Reproduce all of the material exactly as shown.

:: ENTRIES SHOWN

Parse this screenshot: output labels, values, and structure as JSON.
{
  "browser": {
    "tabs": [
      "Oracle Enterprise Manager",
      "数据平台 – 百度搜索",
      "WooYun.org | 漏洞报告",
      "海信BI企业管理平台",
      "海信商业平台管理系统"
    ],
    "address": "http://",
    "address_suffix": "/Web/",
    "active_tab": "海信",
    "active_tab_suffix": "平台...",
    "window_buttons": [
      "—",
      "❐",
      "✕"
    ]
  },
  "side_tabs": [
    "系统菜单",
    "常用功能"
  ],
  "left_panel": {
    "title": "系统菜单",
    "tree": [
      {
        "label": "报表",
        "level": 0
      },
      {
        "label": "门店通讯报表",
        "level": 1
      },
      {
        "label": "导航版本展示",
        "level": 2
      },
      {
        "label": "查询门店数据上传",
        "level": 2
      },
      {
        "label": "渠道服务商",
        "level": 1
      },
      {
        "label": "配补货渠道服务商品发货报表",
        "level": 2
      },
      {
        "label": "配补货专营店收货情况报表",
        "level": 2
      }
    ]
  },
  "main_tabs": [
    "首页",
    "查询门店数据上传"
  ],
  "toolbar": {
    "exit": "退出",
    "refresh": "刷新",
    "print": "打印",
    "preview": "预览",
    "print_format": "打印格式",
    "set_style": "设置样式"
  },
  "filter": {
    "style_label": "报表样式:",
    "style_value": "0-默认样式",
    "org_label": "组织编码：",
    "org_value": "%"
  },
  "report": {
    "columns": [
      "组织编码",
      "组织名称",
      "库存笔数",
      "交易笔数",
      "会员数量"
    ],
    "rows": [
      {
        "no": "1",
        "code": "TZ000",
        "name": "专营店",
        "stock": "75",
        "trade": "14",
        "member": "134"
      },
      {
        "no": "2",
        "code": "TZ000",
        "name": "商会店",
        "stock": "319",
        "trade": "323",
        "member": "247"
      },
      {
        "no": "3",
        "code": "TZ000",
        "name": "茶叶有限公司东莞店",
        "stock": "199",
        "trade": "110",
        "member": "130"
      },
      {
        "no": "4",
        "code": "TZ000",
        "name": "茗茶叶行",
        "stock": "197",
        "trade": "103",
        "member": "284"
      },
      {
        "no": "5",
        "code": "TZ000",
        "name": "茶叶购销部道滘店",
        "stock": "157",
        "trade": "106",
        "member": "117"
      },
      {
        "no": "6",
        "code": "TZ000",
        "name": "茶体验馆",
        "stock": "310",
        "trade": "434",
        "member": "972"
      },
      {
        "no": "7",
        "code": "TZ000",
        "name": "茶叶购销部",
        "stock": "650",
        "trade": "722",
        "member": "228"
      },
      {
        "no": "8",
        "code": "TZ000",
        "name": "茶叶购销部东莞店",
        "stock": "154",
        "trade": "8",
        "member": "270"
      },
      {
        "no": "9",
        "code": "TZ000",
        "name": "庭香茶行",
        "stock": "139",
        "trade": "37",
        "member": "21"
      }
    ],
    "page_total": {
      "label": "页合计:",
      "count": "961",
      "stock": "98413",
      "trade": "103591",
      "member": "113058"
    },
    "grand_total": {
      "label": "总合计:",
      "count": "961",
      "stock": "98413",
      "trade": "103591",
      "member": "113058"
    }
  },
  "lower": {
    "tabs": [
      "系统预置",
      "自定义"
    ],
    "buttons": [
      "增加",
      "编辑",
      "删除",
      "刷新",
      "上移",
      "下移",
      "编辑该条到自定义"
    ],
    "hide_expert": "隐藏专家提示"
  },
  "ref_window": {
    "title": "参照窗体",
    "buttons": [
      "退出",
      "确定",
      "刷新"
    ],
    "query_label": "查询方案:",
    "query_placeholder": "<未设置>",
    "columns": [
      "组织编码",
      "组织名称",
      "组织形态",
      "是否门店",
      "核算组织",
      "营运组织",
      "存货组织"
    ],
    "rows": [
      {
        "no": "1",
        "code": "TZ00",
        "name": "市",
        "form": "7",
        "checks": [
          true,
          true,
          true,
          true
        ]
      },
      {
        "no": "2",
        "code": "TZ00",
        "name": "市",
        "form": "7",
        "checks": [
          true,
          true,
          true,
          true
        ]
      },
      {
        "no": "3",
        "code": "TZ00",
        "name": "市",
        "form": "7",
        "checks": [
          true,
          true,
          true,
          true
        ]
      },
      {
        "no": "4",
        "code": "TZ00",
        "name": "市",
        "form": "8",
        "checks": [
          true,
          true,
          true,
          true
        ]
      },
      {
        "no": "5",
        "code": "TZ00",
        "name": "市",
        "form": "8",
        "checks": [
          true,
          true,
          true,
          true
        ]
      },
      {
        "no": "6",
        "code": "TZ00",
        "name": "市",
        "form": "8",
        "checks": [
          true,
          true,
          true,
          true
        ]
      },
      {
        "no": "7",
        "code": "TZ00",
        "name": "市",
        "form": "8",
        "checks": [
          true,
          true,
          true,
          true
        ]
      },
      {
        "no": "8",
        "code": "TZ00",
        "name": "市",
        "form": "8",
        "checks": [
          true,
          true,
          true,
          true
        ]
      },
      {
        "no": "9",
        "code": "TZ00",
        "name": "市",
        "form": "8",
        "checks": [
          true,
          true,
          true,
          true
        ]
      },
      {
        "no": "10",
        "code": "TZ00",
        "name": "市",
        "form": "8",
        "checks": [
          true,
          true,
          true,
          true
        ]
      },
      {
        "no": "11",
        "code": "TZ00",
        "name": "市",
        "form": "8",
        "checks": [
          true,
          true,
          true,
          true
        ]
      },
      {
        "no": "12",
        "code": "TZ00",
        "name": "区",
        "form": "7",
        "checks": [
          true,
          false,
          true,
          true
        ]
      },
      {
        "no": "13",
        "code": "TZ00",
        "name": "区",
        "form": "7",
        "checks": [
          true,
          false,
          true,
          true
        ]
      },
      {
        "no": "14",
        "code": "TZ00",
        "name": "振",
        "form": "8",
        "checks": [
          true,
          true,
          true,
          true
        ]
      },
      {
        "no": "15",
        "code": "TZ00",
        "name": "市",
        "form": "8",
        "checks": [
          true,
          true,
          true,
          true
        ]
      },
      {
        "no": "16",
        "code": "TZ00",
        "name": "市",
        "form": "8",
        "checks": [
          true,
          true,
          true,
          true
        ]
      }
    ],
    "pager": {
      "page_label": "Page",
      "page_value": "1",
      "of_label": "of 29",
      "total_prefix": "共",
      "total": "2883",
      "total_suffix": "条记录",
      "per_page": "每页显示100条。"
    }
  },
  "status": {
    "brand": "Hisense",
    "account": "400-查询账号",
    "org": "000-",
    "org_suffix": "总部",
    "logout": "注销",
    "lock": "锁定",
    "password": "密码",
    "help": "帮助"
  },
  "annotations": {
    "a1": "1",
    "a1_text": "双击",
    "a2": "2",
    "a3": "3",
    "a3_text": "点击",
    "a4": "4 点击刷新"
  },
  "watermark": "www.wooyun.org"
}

::::

TASK RESULT -
Parse this screenshot: output labels, values, and structure as JSON.
{
  "browser": {
    "tabs": [
      "Oracle Enterprise Manager",
      "数据平台 – 百度搜索",
      "WooYun.org | 漏洞报告",
      "海信BI企业管理平台",
      "海信商业平台管理系统"
    ],
    "address": "http://",
    "address_suffix": "/Web/",
    "active_tab": "海信",
    "active_tab_suffix": "平台...",
    "window_buttons": [
      "—",
      "❐",
      "✕"
    ]
  },
  "side_tabs": [
    "系统菜单",
    "常用功能"
  ],
  "left_panel": {
    "title": "系统菜单",
    "tree": [
      {
        "label": "报表",
        "level": 0
      },
      {
        "label": "门店通讯报表",
        "level": 1
      },
      {
        "label": "导航版本展示",
        "level": 2
      },
      {
        "label": "查询门店数据上传",
        "level": 2
      },
      {
        "label": "渠道服务商",
        "level": 1
      },
      {
        "label": "配补货渠道服务商品发货报表",
        "level": 2
      },
      {
        "label": "配补货专营店收货情况报表",
        "level": 2
      }
    ]
  },
  "main_tabs": [
    "首页",
    "查询门店数据上传"
  ],
  "toolbar": {
    "exit": "退出",
    "refresh": "刷新",
    "print": "打印",
    "preview": "预览",
    "print_format": "打印格式",
    "set_style": "设置样式"
  },
  "filter": {
    "style_label": "报表样式:",
    "style_value": "0-默认样式",
    "org_label": "组织编码：",
    "org_value": "%"
  },
  "report": {
    "columns": [
      "组织编码",
      "组织名称",
      "库存笔数",
      "交易笔数",
      "会员数量"
    ],
    "rows": [
      {
        "no": "1",
        "code": "TZ000",
        "name": "专营店",
        "stock": "75",
        "trade": "14",
        "member": "134"
      },
      {
        "no": "2",
        "code": "TZ000",
        "name": "商会店",
        "stock": "319",
        "trade": "323",
        "member": "247"
      },
      {
        "no": "3",
        "code": "TZ000",
        "name": "茶叶有限公司东莞店",
        "stock": "199",
        "trade": "110",
        "member": "130"
      },
      {
        "no": "4",
        "code": "TZ000",
        "name": "茗茶叶行",
        "stock": "197",
        "trade": "103",
        "member": "284"
      },
      {
        "no": "5",
        "code": "TZ000",
        "name": "茶叶购销部道滘店",
        "stock": "157",
        "trade": "106",
        "member": "117"
      },
      {
        "no": "6",
        "code": "TZ000",
        "name": "茶体验馆",
        "stock": "310",
        "trade": "434",
        "member": "972"
      },
      {
        "no": "7",
        "code": "TZ000",
        "name": "茶叶购销部",
        "stock": "650",
        "trade": "722",
        "member": "228"
      },
      {
        "no": "8",
        "code": "TZ000",
        "name": "茶叶购销部东莞店",
        "stock": "154",
        "trade": "8",
        "member": "270"
      },
      {
        "no": "9",
        "code": "TZ000",
        "name": "庭香茶行",
        "stock": "139",
        "trade": "37",
        "member": "21"
      }
    ],
    "page_total": {
      "label": "页合计:",
      "count": "961",
      "stock": "98413",
      "trade": "103591",
      "member": "113058"
    },
    "grand_total": {
      "label": "总合计:",
      "count": "961",
      "stock": "98413",
      "trade": "103591",
      "member": "113058"
    }
  },
  "lower": {
    "tabs": [
      "系统预置",
      "自定义"
    ],
    "buttons": [
      "增加",
      "编辑",
      "删除",
      "刷新",
      "上移",
      "下移",
      "编辑该条到自定义"
    ],
    "hide_expert": "隐藏专家提示"
  },
  "ref_window": {
    "title": "参照窗体",
    "buttons": [
      "退出",
      "确定",
      "刷新"
    ],
    "query_label": "查询方案:",
    "query_placeholder": "<未设置>",
    "columns": [
      "组织编码",
      "组织名称",
      "组织形态",
      "是否门店",
      "核算组织",
      "营运组织",
      "存货组织"
    ],
    "rows": [
      {
        "no": "1",
        "code": "TZ00",
        "name": "市",
        "form": "7",
        "checks": [
          true,
          true,
          true,
          true
        ]
      },
      {
        "no": "2",
        "code": "TZ00",
        "name": "市",
        "form": "7",
        "checks": [
          true,
          true,
          true,
          true
        ]
      },
      {
        "no": "3",
        "code": "TZ00",
        "name": "市",
        "form": "7",
        "checks": [
          true,
          true,
          true,
          true
        ]
      },
      {
        "no": "4",
        "code": "TZ00",
        "name": "市",
        "form": "8",
        "checks": [
          true,
          true,
          true,
          true
        ]
      },
      {
        "no": "5",
        "code": "TZ00",
        "name": "市",
        "form": "8",
        "checks": [
          true,
          true,
          true,
          true
        ]
      },
      {
        "no": "6",
        "code": "TZ00",
        "name": "市",
        "form": "8",
        "checks": [
          true,
          true,
          true,
          true
        ]
      },
      {
        "no": "7",
        "code": "TZ00",
        "name": "市",
        "form": "8",
        "checks": [
          true,
          true,
          true,
          true
        ]
      },
      {
        "no": "8",
        "code": "TZ00",
        "name": "市",
        "form": "8",
        "checks": [
          true,
          true,
          true,
          true
        ]
      },
      {
        "no": "9",
        "code": "TZ00",
        "name": "市",
        "form": "8",
        "checks": [
          true,
          true,
          true,
          true
        ]
      },
      {
        "no": "10",
        "code": "TZ00",
        "name": "市",
        "form": "8",
        "checks": [
          true,
          true,
          true,
          true
        ]
      },
      {
        "no": "11",
        "code": "TZ00",
        "name": "市",
        "form": "8",
        "checks": [
          true,
          true,
          true,
          true
        ]
      },
      {
        "no": "12",
        "code": "TZ00",
        "name": "区",
        "form": "7",
        "checks": [
          true,
          false,
          true,
          true
        ]
      },
      {
        "no": "13",
        "code": "TZ00",
        "name": "区",
        "form": "7",
        "checks": [
          true,
          false,
          true,
          true
        ]
      },
      {
        "no": "14",
        "code": "TZ00",
        "name": "振",
        "form": "8",
        "checks": [
          true,
          true,
          true,
          true
        ]
      },
      {
        "no": "15",
        "code": "TZ00",
        "name": "市",
        "form": "8",
        "checks": [
          true,
          true,
          true,
          true
        ]
      },
      {
        "no": "16",
        "code": "TZ00",
        "name": "市",
        "form": "8",
        "checks": [
          true,
          true,
          true,
          true
        ]
      }
    ],
    "pager": {
      "page_label": "Page",
      "page_value": "1",
      "of_label": "of 29",
      "total_prefix": "共",
      "total": "2883",
      "total_suffix": "条记录",
      "per_page": "每页显示100条。"
    }
  },
  "status": {
    "brand": "Hisense",
    "account": "400-查询账号",
    "org": "000-",
    "org_suffix": "总部",
    "logout": "注销",
    "lock": "锁定",
    "password": "密码",
    "help": "帮助"
  },
  "annotations": {
    "a1": "1",
    "a1_text": "双击",
    "a2": "2",
    "a3": "3",
    "a3_text": "点击",
    "a4": "4 点击刷新"
  },
  "watermark": "www.wooyun.org"
}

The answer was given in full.